## Exercise details:
Copy each of the following records verbatim, line for line, with nothing omitted or changed.

[A sequence of records]
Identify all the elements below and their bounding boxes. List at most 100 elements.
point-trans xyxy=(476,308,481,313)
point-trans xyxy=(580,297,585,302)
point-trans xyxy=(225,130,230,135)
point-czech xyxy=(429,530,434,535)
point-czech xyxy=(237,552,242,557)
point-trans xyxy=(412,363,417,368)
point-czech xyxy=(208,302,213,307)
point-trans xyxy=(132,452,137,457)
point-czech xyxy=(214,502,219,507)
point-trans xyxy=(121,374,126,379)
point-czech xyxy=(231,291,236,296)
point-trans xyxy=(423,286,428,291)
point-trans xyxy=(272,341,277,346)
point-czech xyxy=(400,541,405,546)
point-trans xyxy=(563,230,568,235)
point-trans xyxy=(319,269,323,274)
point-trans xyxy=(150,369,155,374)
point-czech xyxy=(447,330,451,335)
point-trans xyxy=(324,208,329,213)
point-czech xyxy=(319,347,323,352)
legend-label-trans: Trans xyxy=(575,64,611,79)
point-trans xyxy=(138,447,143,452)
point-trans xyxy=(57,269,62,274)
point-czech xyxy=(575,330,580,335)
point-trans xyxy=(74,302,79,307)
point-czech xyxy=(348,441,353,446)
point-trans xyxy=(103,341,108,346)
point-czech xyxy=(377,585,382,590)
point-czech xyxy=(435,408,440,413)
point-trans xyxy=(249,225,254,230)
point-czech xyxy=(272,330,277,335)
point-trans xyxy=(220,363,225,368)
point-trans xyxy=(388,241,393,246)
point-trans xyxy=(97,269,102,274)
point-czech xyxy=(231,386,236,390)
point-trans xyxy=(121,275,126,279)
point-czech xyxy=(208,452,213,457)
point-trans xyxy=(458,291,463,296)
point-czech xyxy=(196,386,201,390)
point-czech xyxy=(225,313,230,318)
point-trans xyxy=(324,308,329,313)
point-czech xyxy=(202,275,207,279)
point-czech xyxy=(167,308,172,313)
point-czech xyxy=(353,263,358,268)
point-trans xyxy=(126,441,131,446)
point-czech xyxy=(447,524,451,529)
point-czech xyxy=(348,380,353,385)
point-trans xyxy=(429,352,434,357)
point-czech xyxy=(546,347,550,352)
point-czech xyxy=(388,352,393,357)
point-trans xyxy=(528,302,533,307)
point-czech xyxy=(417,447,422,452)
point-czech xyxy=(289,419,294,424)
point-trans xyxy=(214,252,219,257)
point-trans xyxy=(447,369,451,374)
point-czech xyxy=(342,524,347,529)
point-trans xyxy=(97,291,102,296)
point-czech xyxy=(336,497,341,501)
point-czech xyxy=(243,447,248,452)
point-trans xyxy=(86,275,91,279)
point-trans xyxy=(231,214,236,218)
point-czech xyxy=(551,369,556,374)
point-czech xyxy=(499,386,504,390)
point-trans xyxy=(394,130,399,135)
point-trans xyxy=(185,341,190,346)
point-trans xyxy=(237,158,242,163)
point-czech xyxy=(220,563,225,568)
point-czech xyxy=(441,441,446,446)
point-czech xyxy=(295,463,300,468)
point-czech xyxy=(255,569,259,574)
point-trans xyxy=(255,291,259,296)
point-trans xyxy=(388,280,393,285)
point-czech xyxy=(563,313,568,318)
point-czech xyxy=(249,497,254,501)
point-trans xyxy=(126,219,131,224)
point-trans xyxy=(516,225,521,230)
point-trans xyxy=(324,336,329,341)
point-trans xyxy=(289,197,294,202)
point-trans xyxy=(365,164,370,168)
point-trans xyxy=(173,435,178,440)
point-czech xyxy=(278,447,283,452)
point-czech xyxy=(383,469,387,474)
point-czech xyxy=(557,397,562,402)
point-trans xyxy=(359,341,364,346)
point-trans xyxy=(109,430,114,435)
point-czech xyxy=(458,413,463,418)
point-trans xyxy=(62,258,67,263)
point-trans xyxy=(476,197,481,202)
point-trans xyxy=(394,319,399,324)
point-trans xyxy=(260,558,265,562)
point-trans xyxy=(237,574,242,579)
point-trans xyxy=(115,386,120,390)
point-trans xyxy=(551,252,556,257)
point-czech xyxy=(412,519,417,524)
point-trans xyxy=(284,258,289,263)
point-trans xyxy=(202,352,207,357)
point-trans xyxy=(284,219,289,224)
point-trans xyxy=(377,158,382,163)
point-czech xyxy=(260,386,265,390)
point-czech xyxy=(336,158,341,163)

## Solved problem:
Identify all the elements below and their bounding boxes. List at most 100 elements.
point-trans xyxy=(476,308,481,313)
point-trans xyxy=(580,297,585,302)
point-trans xyxy=(225,130,230,135)
point-czech xyxy=(429,530,434,535)
point-czech xyxy=(237,552,242,557)
point-trans xyxy=(412,363,417,368)
point-czech xyxy=(208,302,213,307)
point-trans xyxy=(132,452,137,457)
point-czech xyxy=(214,502,219,507)
point-trans xyxy=(121,374,126,379)
point-czech xyxy=(231,291,236,296)
point-trans xyxy=(423,286,428,291)
point-trans xyxy=(272,341,277,346)
point-czech xyxy=(400,541,405,546)
point-trans xyxy=(563,230,568,235)
point-trans xyxy=(319,269,323,274)
point-trans xyxy=(150,369,155,374)
point-czech xyxy=(447,330,451,335)
point-trans xyxy=(324,208,329,213)
point-czech xyxy=(319,347,323,352)
legend-label-trans: Trans xyxy=(575,64,611,79)
point-trans xyxy=(138,447,143,452)
point-trans xyxy=(57,269,62,274)
point-czech xyxy=(575,330,580,335)
point-trans xyxy=(74,302,79,307)
point-czech xyxy=(348,441,353,446)
point-trans xyxy=(103,341,108,346)
point-czech xyxy=(377,585,382,590)
point-czech xyxy=(435,408,440,413)
point-trans xyxy=(249,225,254,230)
point-czech xyxy=(272,330,277,335)
point-trans xyxy=(220,363,225,368)
point-trans xyxy=(388,241,393,246)
point-trans xyxy=(97,269,102,274)
point-czech xyxy=(231,386,236,390)
point-trans xyxy=(121,275,126,279)
point-czech xyxy=(208,452,213,457)
point-trans xyxy=(458,291,463,296)
point-czech xyxy=(196,386,201,390)
point-czech xyxy=(225,313,230,318)
point-trans xyxy=(324,308,329,313)
point-czech xyxy=(202,275,207,279)
point-czech xyxy=(167,308,172,313)
point-czech xyxy=(353,263,358,268)
point-trans xyxy=(126,441,131,446)
point-czech xyxy=(447,524,451,529)
point-czech xyxy=(348,380,353,385)
point-trans xyxy=(429,352,434,357)
point-czech xyxy=(546,347,550,352)
point-czech xyxy=(388,352,393,357)
point-trans xyxy=(528,302,533,307)
point-czech xyxy=(417,447,422,452)
point-czech xyxy=(289,419,294,424)
point-trans xyxy=(214,252,219,257)
point-trans xyxy=(447,369,451,374)
point-czech xyxy=(342,524,347,529)
point-trans xyxy=(97,291,102,296)
point-czech xyxy=(336,497,341,501)
point-czech xyxy=(243,447,248,452)
point-trans xyxy=(86,275,91,279)
point-trans xyxy=(231,214,236,218)
point-czech xyxy=(551,369,556,374)
point-czech xyxy=(499,386,504,390)
point-trans xyxy=(394,130,399,135)
point-trans xyxy=(185,341,190,346)
point-trans xyxy=(237,158,242,163)
point-czech xyxy=(220,563,225,568)
point-czech xyxy=(441,441,446,446)
point-czech xyxy=(295,463,300,468)
point-czech xyxy=(255,569,259,574)
point-trans xyxy=(255,291,259,296)
point-trans xyxy=(388,280,393,285)
point-czech xyxy=(563,313,568,318)
point-czech xyxy=(249,497,254,501)
point-trans xyxy=(126,219,131,224)
point-trans xyxy=(516,225,521,230)
point-trans xyxy=(324,336,329,341)
point-trans xyxy=(289,197,294,202)
point-trans xyxy=(365,164,370,168)
point-trans xyxy=(173,435,178,440)
point-czech xyxy=(278,447,283,452)
point-czech xyxy=(383,469,387,474)
point-czech xyxy=(557,397,562,402)
point-trans xyxy=(359,341,364,346)
point-trans xyxy=(109,430,114,435)
point-czech xyxy=(458,413,463,418)
point-trans xyxy=(62,258,67,263)
point-trans xyxy=(476,197,481,202)
point-trans xyxy=(394,319,399,324)
point-trans xyxy=(260,558,265,562)
point-trans xyxy=(237,574,242,579)
point-trans xyxy=(115,386,120,390)
point-trans xyxy=(551,252,556,257)
point-czech xyxy=(412,519,417,524)
point-trans xyxy=(284,258,289,263)
point-trans xyxy=(202,352,207,357)
point-trans xyxy=(284,219,289,224)
point-trans xyxy=(377,158,382,163)
point-czech xyxy=(260,386,265,390)
point-czech xyxy=(336,158,341,163)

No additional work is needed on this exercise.